PROMPT:
Examine the records and identify each line that includes the string "this". Copy those lines.

[Collected data]
────────────────────────────────────────
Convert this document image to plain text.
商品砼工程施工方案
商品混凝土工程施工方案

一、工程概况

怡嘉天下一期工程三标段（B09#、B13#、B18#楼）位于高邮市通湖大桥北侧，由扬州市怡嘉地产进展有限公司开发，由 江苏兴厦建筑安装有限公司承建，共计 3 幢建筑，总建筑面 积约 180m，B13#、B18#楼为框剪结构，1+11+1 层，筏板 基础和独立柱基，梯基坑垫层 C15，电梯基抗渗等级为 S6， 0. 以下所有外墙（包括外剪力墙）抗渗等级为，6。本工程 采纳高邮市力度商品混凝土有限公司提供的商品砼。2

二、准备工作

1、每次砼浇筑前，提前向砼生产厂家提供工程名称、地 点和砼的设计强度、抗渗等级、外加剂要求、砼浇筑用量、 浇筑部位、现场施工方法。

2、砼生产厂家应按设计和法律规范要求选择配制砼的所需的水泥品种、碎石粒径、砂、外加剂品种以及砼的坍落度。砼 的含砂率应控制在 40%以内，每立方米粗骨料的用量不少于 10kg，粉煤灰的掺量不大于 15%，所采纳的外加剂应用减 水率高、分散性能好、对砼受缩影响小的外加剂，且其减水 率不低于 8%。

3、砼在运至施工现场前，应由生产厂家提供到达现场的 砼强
────────────────────────────────────────
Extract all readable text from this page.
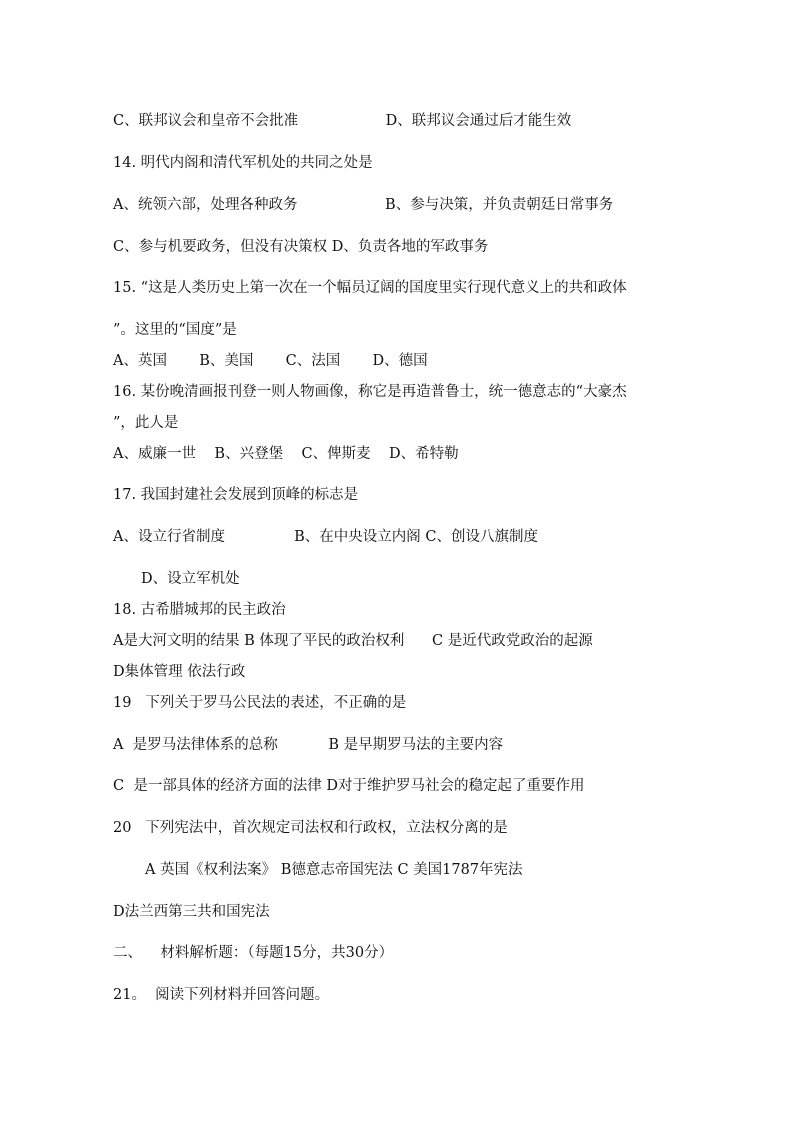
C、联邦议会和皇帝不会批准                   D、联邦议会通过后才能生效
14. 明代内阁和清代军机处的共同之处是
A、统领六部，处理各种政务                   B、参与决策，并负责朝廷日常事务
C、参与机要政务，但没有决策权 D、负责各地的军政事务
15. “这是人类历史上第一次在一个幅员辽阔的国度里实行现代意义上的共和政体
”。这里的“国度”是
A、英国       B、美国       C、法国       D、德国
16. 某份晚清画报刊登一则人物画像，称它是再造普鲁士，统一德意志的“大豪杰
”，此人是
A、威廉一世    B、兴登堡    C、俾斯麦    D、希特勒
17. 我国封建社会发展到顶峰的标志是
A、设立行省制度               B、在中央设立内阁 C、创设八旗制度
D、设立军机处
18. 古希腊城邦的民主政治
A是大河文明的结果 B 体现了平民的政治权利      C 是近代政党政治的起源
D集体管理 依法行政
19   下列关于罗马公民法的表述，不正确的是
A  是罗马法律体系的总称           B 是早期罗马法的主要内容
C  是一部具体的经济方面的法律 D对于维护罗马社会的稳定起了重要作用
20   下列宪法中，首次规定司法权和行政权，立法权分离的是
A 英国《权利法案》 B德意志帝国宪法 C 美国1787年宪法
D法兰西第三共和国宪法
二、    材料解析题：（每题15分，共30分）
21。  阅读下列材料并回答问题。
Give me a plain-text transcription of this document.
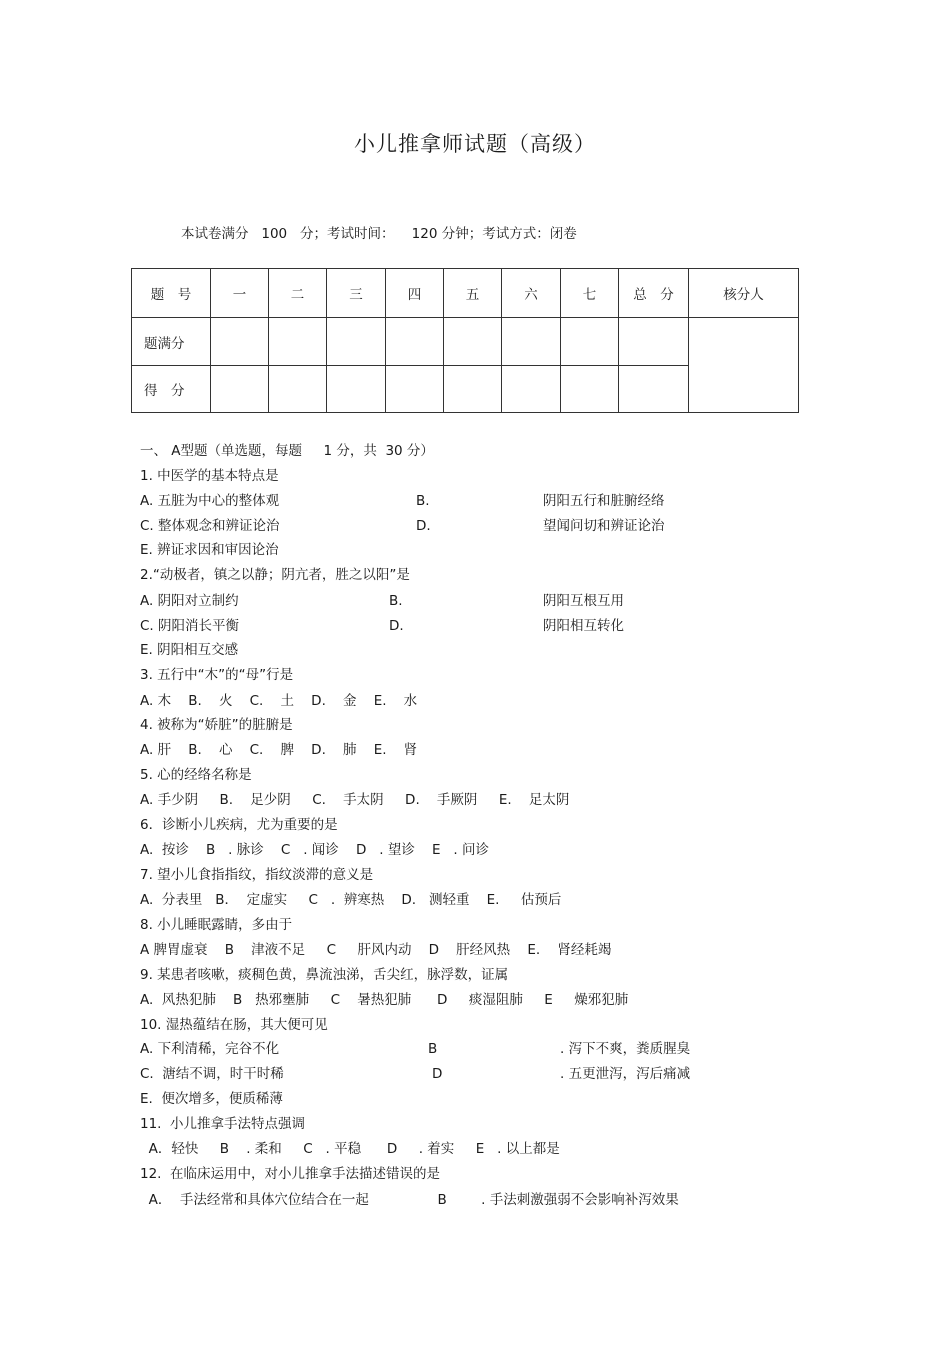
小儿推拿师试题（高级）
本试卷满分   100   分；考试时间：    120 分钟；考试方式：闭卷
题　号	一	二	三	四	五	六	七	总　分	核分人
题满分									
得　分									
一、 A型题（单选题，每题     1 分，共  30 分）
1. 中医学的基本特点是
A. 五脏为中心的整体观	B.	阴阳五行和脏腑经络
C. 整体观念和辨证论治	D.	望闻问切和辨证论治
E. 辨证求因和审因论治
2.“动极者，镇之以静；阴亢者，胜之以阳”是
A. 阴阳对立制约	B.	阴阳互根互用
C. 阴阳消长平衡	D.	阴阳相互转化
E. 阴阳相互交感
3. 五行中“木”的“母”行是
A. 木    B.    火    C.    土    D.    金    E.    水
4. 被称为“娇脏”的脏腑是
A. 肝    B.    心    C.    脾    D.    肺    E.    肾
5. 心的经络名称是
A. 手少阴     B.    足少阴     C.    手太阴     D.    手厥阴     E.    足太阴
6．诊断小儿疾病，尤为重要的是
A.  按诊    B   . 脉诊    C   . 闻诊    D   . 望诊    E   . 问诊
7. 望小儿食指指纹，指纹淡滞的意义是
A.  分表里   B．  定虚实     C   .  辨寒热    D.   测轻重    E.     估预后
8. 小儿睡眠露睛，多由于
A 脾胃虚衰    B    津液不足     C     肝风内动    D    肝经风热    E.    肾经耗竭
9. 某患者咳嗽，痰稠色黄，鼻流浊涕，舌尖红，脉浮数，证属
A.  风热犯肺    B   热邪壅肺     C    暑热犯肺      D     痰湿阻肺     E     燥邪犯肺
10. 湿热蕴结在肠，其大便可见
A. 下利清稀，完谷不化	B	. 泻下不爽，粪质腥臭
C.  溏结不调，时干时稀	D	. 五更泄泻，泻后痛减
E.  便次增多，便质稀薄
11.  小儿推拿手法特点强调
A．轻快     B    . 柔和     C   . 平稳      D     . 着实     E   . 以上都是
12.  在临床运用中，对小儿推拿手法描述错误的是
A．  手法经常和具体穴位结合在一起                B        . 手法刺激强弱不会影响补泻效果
────────────────────────────────────────
RESULT:
Convert this document image to plain text.
Extract all readable text from this page.
Give me a plain-text transcription of this document.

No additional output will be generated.